** start of Data supplied **
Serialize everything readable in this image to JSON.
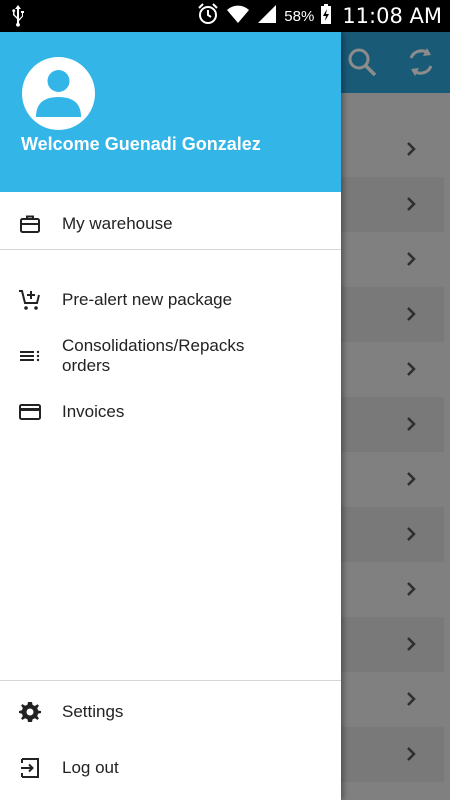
{
  "status_bar": {
    "battery_percent": "58%",
    "time": "11:08 AM",
    "icons": [
      "usb-icon",
      "alarm-icon",
      "wifi-icon",
      "signal-icon",
      "battery-charging-icon"
    ]
  },
  "toolbar": {
    "icons": [
      "search-icon",
      "refresh-icon"
    ],
    "color": "#2ea4d9"
  },
  "drawer": {
    "header_color": "#33b5e8",
    "welcome": "Welcome Guenadi Gonzalez",
    "items": [
      {
        "label": "My warehouse",
        "icon": "briefcase-icon"
      },
      {
        "label": "Pre-alert new package",
        "icon": "add-cart-icon"
      },
      {
        "label": "Consolidations/Repacks orders",
        "icon": "list-icon"
      },
      {
        "label": "Invoices",
        "icon": "card-icon"
      },
      {
        "label": "Settings",
        "icon": "gear-icon"
      },
      {
        "label": "Log out",
        "icon": "logout-icon"
      }
    ]
  }
}
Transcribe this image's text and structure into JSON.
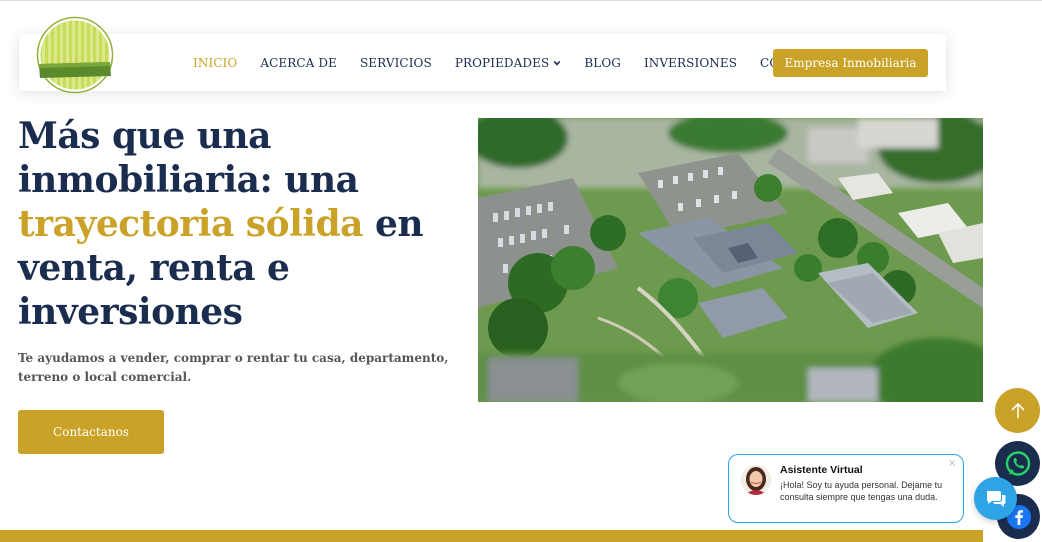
{
  "nav": {
    "items": [
      {
        "label": "INICIO",
        "active": true
      },
      {
        "label": "ACERCA DE",
        "active": false
      },
      {
        "label": "SERVICIOS",
        "active": false
      },
      {
        "label": "PROPIEDADES",
        "active": false,
        "dropdown": true
      },
      {
        "label": "BLOG",
        "active": false
      },
      {
        "label": "INVERSIONES",
        "active": false
      },
      {
        "label": "CONTACTO",
        "active": false
      }
    ],
    "cta_label": "Empresa Inmobiliaria"
  },
  "hero": {
    "title_part1": "Más que una inmobiliaria: una ",
    "title_highlight": "trayectoria sólida",
    "title_part2": " en venta, renta e inversiones",
    "subtitle": "Te ayudamos a vender, comprar o rentar tu casa, departamento, terreno o local comercial.",
    "button_label": "Contactanos"
  },
  "chat": {
    "title": "Asistente Virtual",
    "message": "¡Hola! Soy tu ayuda personal. Dejame tu consulta siempre que tengas una duda.",
    "close": "×"
  },
  "icons": {
    "logo": "logo-icon",
    "scroll_top": "arrow-up-icon",
    "whatsapp": "whatsapp-icon",
    "facebook": "facebook-icon",
    "chat": "chat-icon"
  },
  "colors": {
    "brand_gold": "#c9a227",
    "navy": "#1b2d4f",
    "chat_blue": "#2ea3e6"
  }
}
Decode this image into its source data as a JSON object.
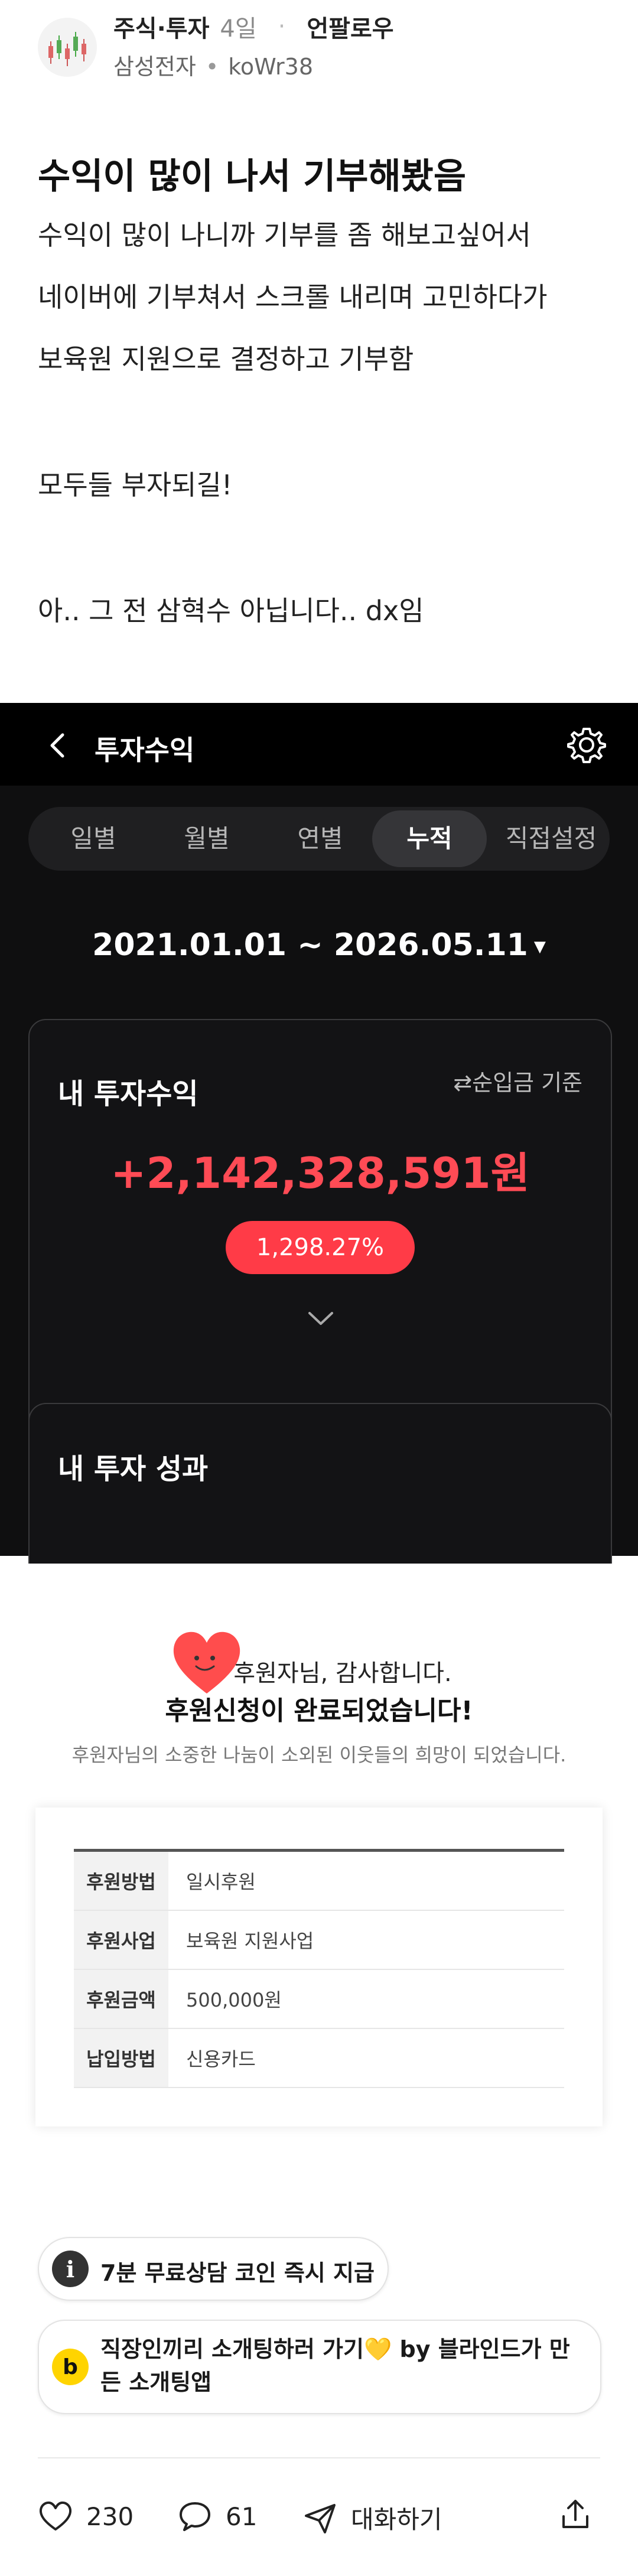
{
  "post": {
    "category": "주식·투자",
    "time": "4일",
    "author": "언팔로우",
    "company": "삼성전자",
    "user_id": "koWr38",
    "title": "수익이 많이 나서 기부해봤음",
    "body": [
      "수익이 많이 나니까 기부를 좀 해보고싶어서",
      "네이버에 기부쳐서 스크롤 내리며 고민하다가",
      "보육원 지원으로 결정하고 기부함",
      "모두들 부자되길!",
      "아.. 그 전 삼혁수 아닙니다.. dx임"
    ]
  },
  "app_screenshot": {
    "back_icon": "chevron-left-icon",
    "title": "투자수익",
    "tabs": [
      "일별",
      "월별",
      "연별",
      "누적",
      "직접설정"
    ],
    "active_tab": "누적",
    "date_range": "2021.01.01 ~ 2026.05.11",
    "card_title": "내 투자수익",
    "basis_label": "⇄순입금 기준",
    "profit_amount": "+2,142,328,591원",
    "profit_percent": "1,298.27%",
    "card2_title": "내 투자 성과",
    "accent": "#ff4b55"
  },
  "donation": {
    "thanks_line": "후원자님, 감사합니다.",
    "complete_line": "후원신청이 완료되었습니다!",
    "sub_line": "후원자님의 소중한 나눔이 소외된 이웃들의 희망이 되었습니다.",
    "rows": [
      {
        "key": "후원방법",
        "value": "일시후원"
      },
      {
        "key": "후원사업",
        "value": "보육원 지원사업"
      },
      {
        "key": "후원금액",
        "value": "500,000원"
      },
      {
        "key": "납입방법",
        "value": "신용카드"
      }
    ]
  },
  "promos": {
    "consult": "7분 무료상담 코인 즉시 지급",
    "blind": "직장인끼리 소개팅하러 가기💛 by 블라인드가 만든 소개팅앱"
  },
  "actions": {
    "likes": "230",
    "comments": "61",
    "dm_label": "대화하기"
  }
}
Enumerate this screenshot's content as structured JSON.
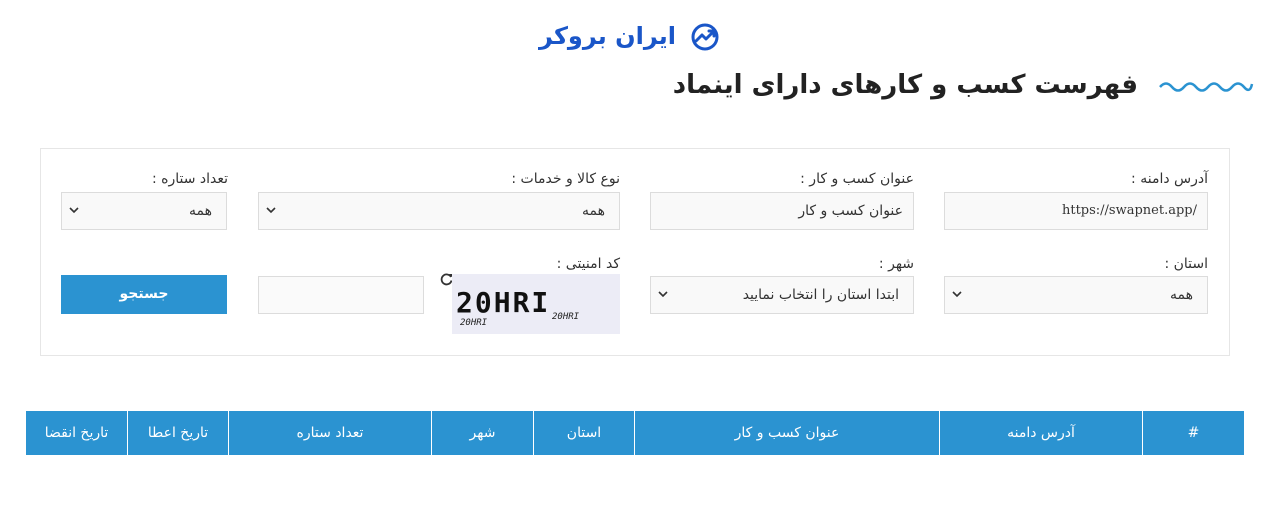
{
  "brand": {
    "logo_text": "ایران بروکر",
    "accent": "#1a56c8"
  },
  "page": {
    "title": "فهرست کسب و کارهای دارای اینماد",
    "wave_color": "#2b93d1"
  },
  "filters": {
    "domain": {
      "label": "آدرس دامنه :",
      "value": "https://swapnet.app/"
    },
    "business_title": {
      "label": "عنوان کسب و کار :",
      "placeholder": "عنوان کسب و کار"
    },
    "goods_type": {
      "label": "نوع کالا و خدمات :",
      "selected": "همه"
    },
    "stars": {
      "label": "تعداد ستاره :",
      "selected": "همه"
    },
    "province": {
      "label": "استان :",
      "selected": "همه"
    },
    "city": {
      "label": "شهر :",
      "selected": "ابتدا استان را انتخاب نمایید"
    },
    "captcha": {
      "label": "کد امنیتی :",
      "image_text": "20HRI",
      "noise_a": "20HRI",
      "noise_b": "20HRI",
      "input_value": ""
    },
    "search_button": "جستجو"
  },
  "table": {
    "header_color": "#2b93d1",
    "columns": [
      "#",
      "آدرس دامنه",
      "عنوان کسب و کار",
      "استان",
      "شهر",
      "تعداد ستاره",
      "تاریخ اعطا",
      "تاریخ انقضا"
    ]
  }
}
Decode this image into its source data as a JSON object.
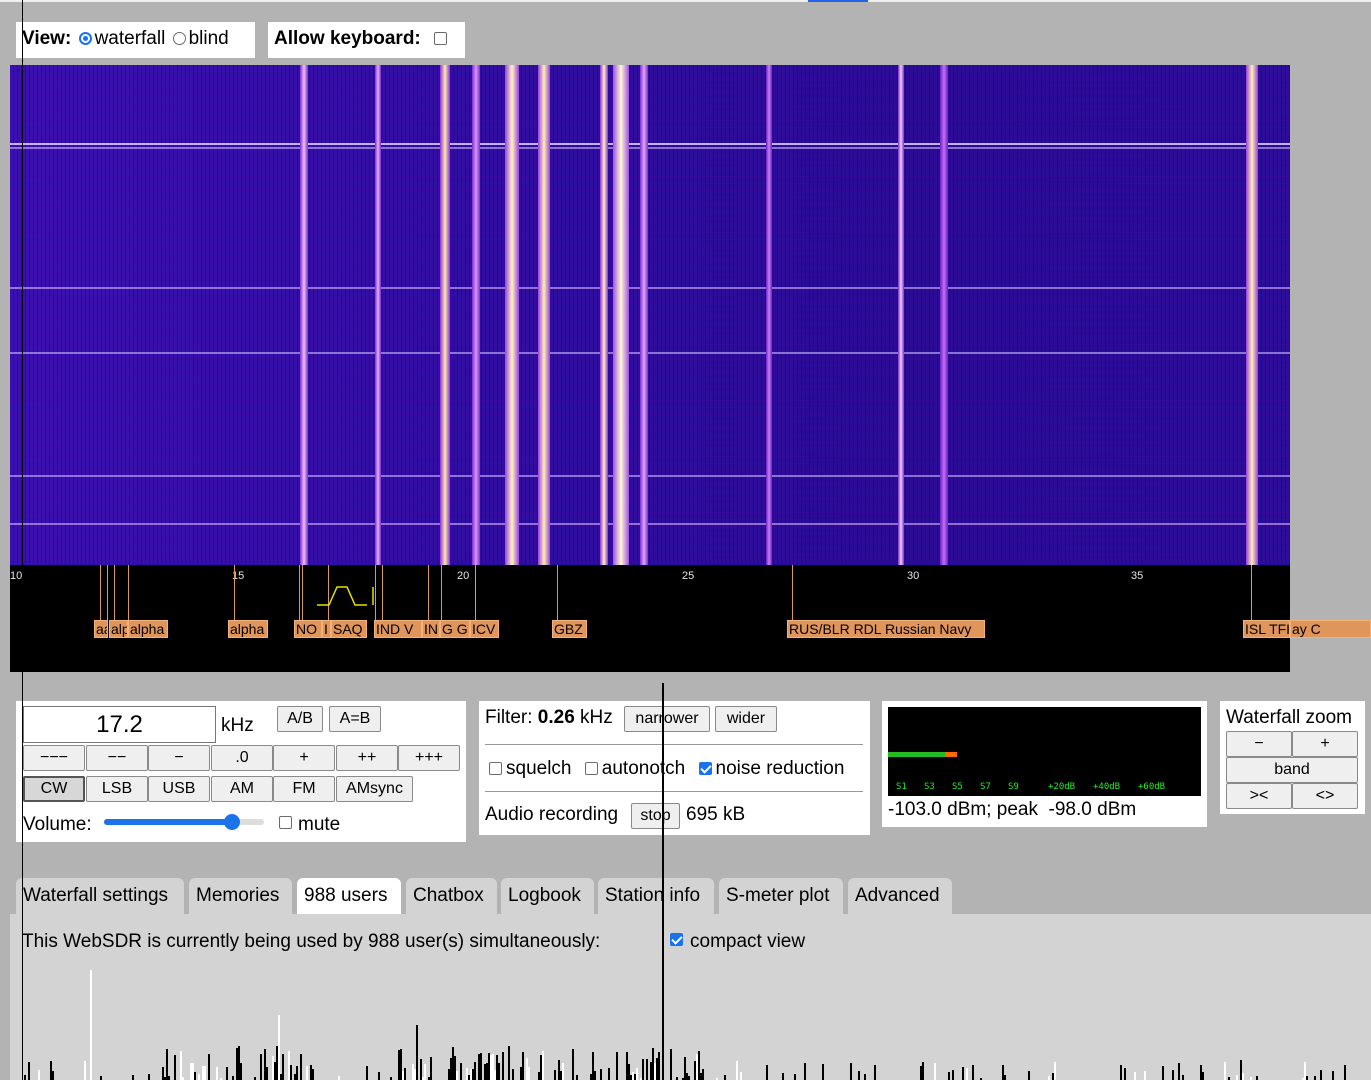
{
  "view_bar": {
    "view_label": "View:",
    "opt_waterfall": "waterfall",
    "opt_blind": "blind",
    "allow_keyboard_label": "Allow keyboard:"
  },
  "scale": {
    "ticks": [
      "10",
      "15",
      "20",
      "25",
      "30",
      "35"
    ],
    "stations": [
      {
        "text": "aa"
      },
      {
        "text": "alp"
      },
      {
        "text": "alpha"
      },
      {
        "text": "alpha"
      },
      {
        "text": "NO"
      },
      {
        "text": "I"
      },
      {
        "text": "SAQ"
      },
      {
        "text": "IND V"
      },
      {
        "text": "IN"
      },
      {
        "text": "G G"
      },
      {
        "text": "ICV"
      },
      {
        "text": "GBZ"
      },
      {
        "text": "RUS/BLR RDL Russian Navy"
      },
      {
        "text": "ISL TFK US Navy C"
      }
    ]
  },
  "tuning": {
    "frequency_value": "17.2",
    "unit": "kHz",
    "ab": "A/B",
    "aeqb": "A=B",
    "steps": [
      "−−−",
      "−−",
      "−",
      ".0",
      "+",
      "++",
      "+++"
    ],
    "modes": [
      "CW",
      "LSB",
      "USB",
      "AM",
      "FM",
      "AMsync"
    ],
    "active_mode": "CW",
    "volume_label": "Volume:",
    "volume_level": 0.8,
    "mute_label": "mute"
  },
  "filter": {
    "label": "Filter:",
    "value": "0.26",
    "unit": "kHz",
    "narrower": "narrower",
    "wider": "wider",
    "squelch": "squelch",
    "autonotch": "autonotch",
    "noise_reduction": "noise reduction",
    "recording_label": "Audio recording",
    "stop": "stop",
    "recording_size": "695 kB"
  },
  "smeter": {
    "scale_labels": [
      "S1",
      "S3",
      "S5",
      "S7",
      "S9",
      "+20dB",
      "+40dB",
      "+60dB"
    ],
    "reading": "-103.0 dBm; peak  -98.0 dBm",
    "level_fraction": 0.22,
    "colors": {
      "bar": "#22bb22",
      "peak": "#ff6a00",
      "labels": "#22ee22"
    }
  },
  "zoom": {
    "title": "Waterfall zoom",
    "minus": "−",
    "plus": "+",
    "band": "band",
    "zoom_in": "><",
    "zoom_out": "<>"
  },
  "tabs": [
    "Waterfall settings",
    "Memories",
    "988 users",
    "Chatbox",
    "Logbook",
    "Station info",
    "S-meter plot",
    "Advanced"
  ],
  "active_tab": "988 users",
  "users_panel": {
    "text": "This WebSDR is currently being used by 988 user(s) simultaneously:",
    "compact_view": "compact view"
  }
}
** end of Data supplied **
## Work to do
Look over the listing above. Pick out and copy every line that includes "استان".

## Full solution
      "label": "استان :",
      "selected": "ابتدا استان را انتخاب نمایید"
      "استان",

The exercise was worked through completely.